What to work on
Your answer should be a single number: the count of lines in the material below that hold "Crown".
-----
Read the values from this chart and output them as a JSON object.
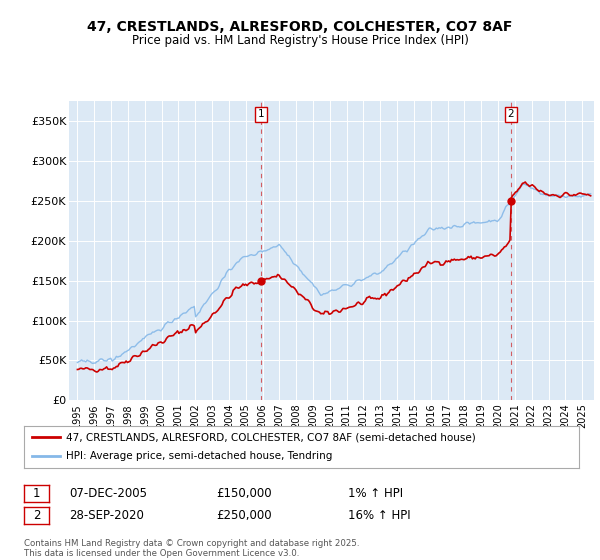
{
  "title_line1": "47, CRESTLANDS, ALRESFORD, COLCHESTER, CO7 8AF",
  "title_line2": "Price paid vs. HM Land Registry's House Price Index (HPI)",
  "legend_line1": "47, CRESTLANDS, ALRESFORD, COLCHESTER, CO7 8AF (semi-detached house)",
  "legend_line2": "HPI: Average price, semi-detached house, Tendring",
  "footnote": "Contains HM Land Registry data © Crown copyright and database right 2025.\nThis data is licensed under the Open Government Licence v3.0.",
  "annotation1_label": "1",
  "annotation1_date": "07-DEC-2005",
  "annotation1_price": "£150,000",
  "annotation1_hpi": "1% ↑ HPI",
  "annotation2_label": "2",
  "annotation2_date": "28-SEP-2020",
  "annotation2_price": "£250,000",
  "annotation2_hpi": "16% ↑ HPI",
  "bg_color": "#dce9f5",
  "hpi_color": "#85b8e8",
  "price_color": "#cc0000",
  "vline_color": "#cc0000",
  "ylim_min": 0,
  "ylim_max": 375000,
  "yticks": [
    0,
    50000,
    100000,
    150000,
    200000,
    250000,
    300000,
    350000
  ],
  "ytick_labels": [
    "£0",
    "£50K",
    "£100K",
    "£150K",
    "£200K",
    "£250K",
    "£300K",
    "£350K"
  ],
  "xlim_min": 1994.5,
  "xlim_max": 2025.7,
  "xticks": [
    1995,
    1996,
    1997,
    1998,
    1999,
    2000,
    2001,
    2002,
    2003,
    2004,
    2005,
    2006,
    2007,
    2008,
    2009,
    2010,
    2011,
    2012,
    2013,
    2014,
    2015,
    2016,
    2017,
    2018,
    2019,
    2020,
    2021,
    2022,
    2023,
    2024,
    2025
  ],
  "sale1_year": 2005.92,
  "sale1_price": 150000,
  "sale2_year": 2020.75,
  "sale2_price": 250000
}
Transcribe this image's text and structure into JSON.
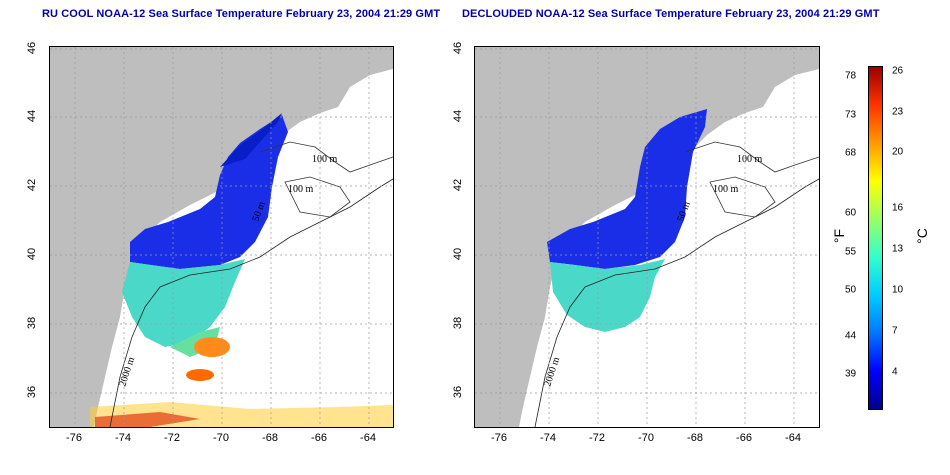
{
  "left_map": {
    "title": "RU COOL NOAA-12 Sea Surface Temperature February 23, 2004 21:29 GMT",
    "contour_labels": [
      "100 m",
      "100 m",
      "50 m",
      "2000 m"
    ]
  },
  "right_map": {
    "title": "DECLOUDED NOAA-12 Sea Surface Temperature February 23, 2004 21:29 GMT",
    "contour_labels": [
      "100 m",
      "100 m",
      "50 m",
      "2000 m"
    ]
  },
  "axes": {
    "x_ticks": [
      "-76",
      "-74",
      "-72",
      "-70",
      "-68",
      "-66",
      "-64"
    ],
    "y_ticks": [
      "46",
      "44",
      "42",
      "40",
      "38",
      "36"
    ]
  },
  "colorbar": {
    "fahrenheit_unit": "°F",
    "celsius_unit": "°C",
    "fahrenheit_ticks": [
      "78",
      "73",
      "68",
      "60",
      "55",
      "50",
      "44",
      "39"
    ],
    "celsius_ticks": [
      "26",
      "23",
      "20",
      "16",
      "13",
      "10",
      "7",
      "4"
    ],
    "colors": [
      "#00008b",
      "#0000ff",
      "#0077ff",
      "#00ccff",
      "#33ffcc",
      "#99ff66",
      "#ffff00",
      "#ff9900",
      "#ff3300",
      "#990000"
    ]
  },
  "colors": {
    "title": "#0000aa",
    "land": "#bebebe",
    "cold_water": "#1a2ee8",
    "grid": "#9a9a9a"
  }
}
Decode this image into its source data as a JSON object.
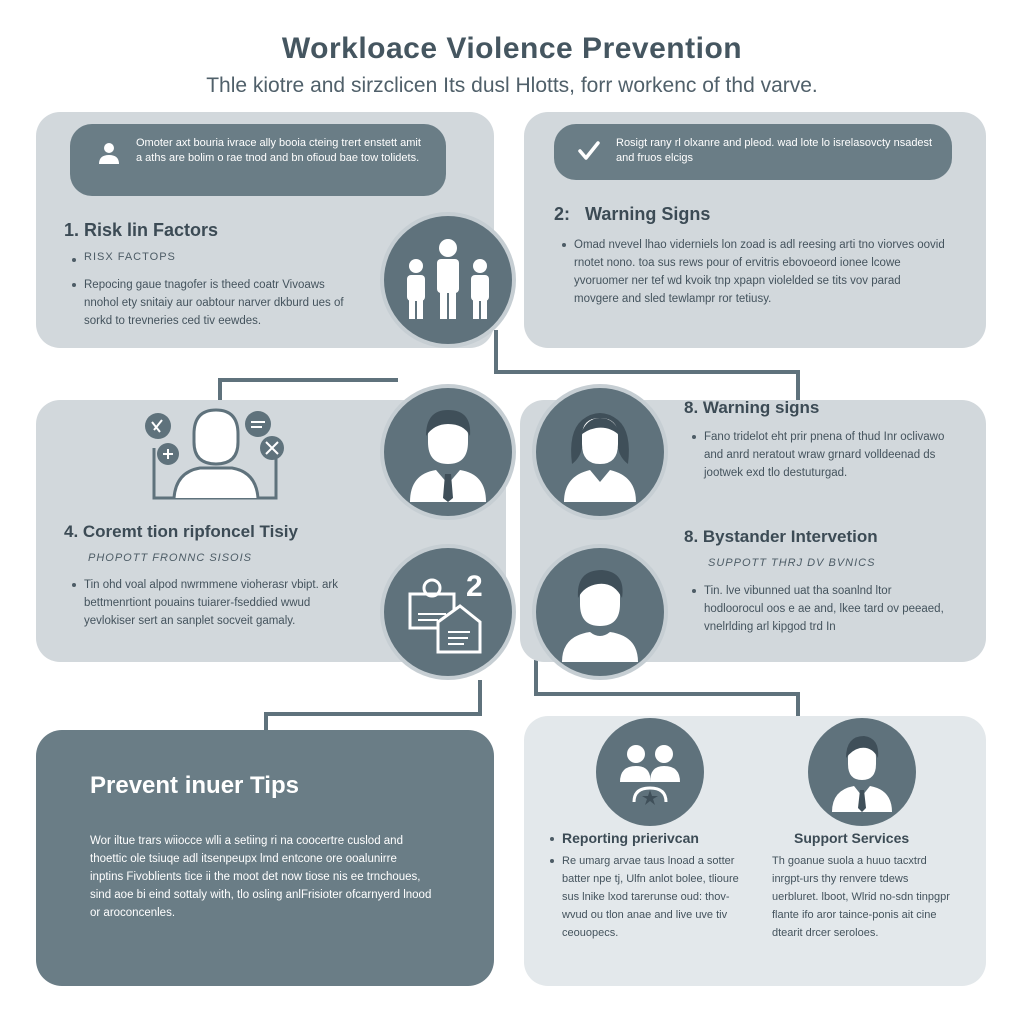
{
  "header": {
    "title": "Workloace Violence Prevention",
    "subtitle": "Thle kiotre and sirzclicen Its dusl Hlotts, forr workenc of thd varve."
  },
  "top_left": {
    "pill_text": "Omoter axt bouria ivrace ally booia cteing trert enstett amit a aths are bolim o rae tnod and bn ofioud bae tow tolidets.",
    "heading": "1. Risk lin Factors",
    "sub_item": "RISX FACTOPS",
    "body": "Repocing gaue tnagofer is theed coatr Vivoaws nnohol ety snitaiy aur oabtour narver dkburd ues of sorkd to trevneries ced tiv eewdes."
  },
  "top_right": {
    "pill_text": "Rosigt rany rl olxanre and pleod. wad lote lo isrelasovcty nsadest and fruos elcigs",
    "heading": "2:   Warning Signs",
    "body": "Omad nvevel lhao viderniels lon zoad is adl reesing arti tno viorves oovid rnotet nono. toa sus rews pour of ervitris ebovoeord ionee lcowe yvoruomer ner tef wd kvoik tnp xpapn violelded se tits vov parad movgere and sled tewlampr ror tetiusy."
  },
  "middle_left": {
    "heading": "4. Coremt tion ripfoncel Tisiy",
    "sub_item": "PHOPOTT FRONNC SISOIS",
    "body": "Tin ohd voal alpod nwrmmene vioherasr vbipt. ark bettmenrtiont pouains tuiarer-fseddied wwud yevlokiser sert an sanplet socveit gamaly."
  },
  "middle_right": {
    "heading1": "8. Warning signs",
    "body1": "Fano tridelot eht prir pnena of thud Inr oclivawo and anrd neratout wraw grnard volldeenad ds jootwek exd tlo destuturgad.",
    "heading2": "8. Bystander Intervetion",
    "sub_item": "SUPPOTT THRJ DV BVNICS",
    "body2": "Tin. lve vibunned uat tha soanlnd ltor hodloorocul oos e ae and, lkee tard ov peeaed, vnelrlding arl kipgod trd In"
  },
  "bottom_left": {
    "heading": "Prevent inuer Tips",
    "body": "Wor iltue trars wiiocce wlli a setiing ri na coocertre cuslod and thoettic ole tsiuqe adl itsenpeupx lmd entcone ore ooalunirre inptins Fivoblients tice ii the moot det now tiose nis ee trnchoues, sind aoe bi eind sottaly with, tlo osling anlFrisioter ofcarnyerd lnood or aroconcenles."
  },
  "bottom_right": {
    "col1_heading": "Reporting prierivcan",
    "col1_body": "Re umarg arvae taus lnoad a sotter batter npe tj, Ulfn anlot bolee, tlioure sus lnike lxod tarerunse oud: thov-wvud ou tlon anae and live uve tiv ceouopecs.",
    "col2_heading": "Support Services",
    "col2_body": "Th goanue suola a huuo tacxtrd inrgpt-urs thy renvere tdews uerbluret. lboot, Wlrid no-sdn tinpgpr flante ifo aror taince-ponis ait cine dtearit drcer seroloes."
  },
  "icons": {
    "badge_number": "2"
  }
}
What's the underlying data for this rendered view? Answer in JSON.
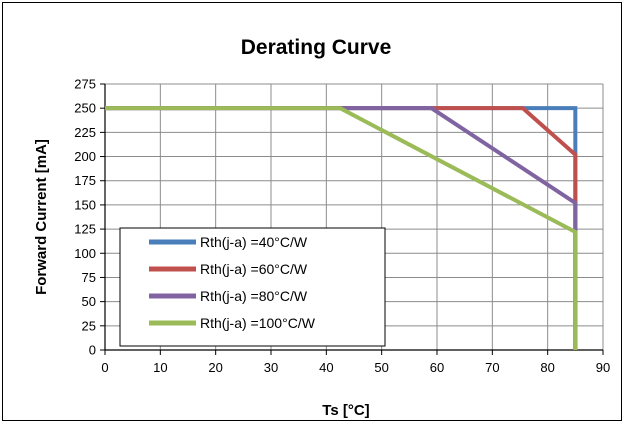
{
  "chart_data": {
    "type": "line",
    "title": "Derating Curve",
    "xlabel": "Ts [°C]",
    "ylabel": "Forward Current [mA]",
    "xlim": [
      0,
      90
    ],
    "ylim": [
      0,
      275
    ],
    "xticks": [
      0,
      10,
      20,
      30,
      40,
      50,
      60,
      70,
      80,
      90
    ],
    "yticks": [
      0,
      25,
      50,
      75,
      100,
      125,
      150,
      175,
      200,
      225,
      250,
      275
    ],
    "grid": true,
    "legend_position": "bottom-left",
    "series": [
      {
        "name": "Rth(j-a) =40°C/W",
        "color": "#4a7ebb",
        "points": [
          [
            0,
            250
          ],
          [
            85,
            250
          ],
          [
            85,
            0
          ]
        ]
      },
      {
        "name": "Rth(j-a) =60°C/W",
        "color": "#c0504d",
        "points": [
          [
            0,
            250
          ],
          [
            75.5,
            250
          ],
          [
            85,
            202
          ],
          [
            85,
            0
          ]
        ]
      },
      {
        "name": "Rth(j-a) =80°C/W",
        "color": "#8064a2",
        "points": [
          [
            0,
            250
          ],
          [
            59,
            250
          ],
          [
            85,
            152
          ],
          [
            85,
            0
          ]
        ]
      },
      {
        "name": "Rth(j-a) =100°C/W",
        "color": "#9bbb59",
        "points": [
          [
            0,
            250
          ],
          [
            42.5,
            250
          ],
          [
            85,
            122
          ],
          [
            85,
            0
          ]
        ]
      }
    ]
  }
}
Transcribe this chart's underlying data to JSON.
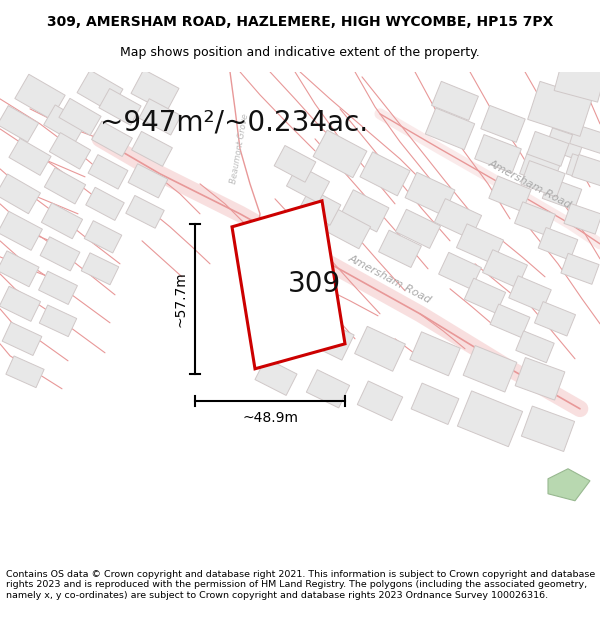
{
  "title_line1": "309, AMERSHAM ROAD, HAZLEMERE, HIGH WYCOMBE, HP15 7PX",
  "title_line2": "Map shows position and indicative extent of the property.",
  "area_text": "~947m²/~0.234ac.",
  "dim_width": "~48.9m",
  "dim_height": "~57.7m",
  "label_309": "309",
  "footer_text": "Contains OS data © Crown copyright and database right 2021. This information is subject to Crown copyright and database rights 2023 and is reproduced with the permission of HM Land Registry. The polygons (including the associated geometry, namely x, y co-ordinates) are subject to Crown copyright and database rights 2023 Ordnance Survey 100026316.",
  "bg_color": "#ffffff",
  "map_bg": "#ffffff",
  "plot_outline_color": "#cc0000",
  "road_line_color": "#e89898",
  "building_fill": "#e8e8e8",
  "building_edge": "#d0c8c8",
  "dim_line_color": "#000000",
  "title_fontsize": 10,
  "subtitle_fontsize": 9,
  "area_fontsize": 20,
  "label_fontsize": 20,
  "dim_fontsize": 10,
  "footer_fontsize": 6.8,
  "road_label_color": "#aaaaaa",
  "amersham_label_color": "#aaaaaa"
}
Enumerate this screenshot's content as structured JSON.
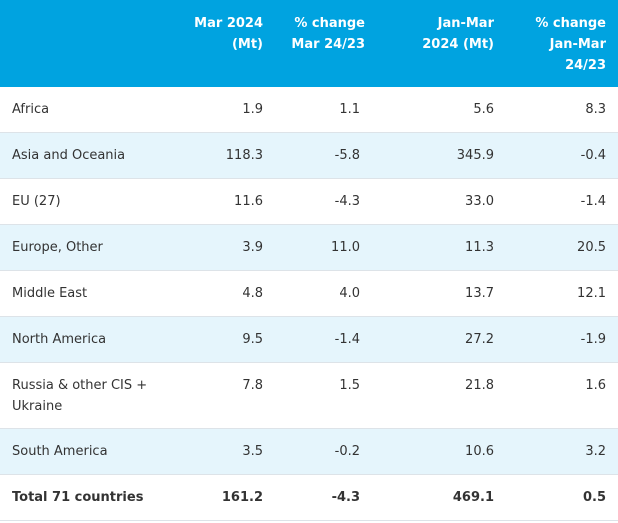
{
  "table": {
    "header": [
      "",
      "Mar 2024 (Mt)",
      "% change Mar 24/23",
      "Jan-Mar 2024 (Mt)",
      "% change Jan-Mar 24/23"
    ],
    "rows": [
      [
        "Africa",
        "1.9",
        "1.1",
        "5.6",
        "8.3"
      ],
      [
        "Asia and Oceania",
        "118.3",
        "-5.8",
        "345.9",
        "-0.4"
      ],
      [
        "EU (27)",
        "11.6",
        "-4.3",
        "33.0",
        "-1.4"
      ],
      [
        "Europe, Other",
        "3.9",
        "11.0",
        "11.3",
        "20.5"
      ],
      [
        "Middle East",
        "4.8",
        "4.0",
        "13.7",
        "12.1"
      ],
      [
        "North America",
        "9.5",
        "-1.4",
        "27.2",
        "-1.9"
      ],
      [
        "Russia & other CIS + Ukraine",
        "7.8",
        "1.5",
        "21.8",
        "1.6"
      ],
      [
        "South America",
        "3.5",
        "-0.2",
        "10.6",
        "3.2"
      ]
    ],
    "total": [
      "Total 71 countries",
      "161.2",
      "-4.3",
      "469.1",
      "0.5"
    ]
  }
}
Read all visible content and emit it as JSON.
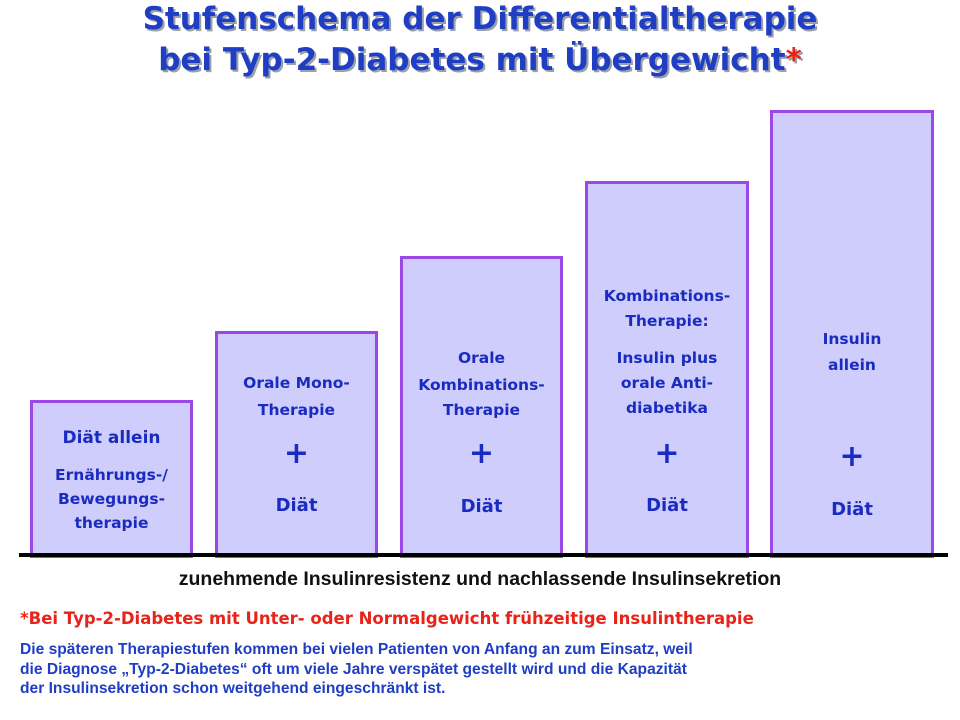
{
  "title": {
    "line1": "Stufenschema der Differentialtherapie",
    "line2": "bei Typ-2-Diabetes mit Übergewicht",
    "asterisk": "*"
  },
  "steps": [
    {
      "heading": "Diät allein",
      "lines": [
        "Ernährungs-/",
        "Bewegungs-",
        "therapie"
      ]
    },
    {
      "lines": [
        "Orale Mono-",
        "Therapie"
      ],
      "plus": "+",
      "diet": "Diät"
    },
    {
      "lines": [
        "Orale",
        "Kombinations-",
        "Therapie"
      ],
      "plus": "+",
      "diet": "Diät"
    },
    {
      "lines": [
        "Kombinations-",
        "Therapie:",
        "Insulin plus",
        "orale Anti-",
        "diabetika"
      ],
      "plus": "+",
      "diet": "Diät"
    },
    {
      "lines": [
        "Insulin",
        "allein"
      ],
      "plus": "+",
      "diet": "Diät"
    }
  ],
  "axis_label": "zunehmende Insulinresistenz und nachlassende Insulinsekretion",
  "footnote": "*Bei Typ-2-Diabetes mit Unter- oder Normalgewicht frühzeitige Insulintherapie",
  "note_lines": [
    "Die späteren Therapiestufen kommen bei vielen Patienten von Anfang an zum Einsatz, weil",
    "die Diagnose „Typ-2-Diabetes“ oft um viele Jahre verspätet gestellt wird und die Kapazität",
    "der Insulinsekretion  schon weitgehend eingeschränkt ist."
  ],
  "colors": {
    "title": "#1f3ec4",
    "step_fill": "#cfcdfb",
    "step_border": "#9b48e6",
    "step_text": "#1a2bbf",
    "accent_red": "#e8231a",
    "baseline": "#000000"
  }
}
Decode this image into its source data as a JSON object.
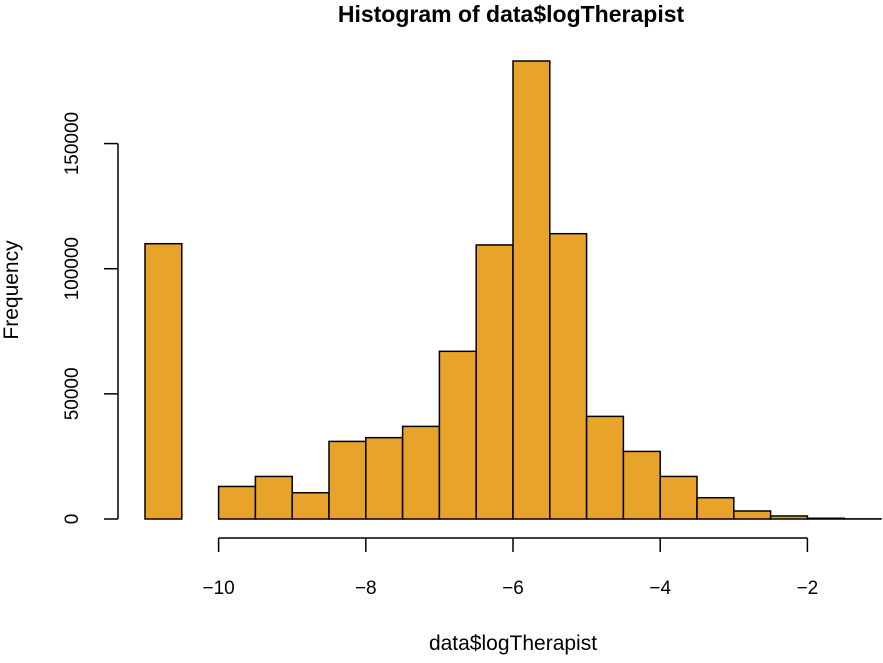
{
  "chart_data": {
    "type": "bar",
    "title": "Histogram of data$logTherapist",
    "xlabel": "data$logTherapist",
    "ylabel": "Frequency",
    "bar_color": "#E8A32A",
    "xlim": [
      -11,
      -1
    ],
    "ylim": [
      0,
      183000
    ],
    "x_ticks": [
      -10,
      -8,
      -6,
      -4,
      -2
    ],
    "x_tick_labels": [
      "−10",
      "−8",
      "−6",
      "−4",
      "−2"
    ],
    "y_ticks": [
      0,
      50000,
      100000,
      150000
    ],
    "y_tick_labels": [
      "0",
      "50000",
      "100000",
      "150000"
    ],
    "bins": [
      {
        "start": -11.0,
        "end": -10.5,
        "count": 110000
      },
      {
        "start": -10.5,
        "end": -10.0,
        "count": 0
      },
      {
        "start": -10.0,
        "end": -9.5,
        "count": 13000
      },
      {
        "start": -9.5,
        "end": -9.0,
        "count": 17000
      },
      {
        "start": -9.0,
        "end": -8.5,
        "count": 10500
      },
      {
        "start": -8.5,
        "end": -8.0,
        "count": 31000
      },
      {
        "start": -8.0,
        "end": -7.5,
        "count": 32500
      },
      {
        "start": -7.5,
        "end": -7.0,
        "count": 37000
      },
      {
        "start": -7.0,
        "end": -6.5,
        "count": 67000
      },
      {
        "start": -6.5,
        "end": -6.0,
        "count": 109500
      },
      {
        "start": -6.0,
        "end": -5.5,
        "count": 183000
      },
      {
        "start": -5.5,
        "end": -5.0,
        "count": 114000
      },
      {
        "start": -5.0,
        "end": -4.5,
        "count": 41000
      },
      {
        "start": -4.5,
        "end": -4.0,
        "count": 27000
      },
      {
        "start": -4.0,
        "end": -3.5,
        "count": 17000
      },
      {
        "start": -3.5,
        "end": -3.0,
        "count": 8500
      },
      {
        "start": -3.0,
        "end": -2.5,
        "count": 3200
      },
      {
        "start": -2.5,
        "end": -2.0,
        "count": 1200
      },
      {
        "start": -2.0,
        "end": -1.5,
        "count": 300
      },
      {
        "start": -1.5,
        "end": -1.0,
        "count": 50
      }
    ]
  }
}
-----
Final result
2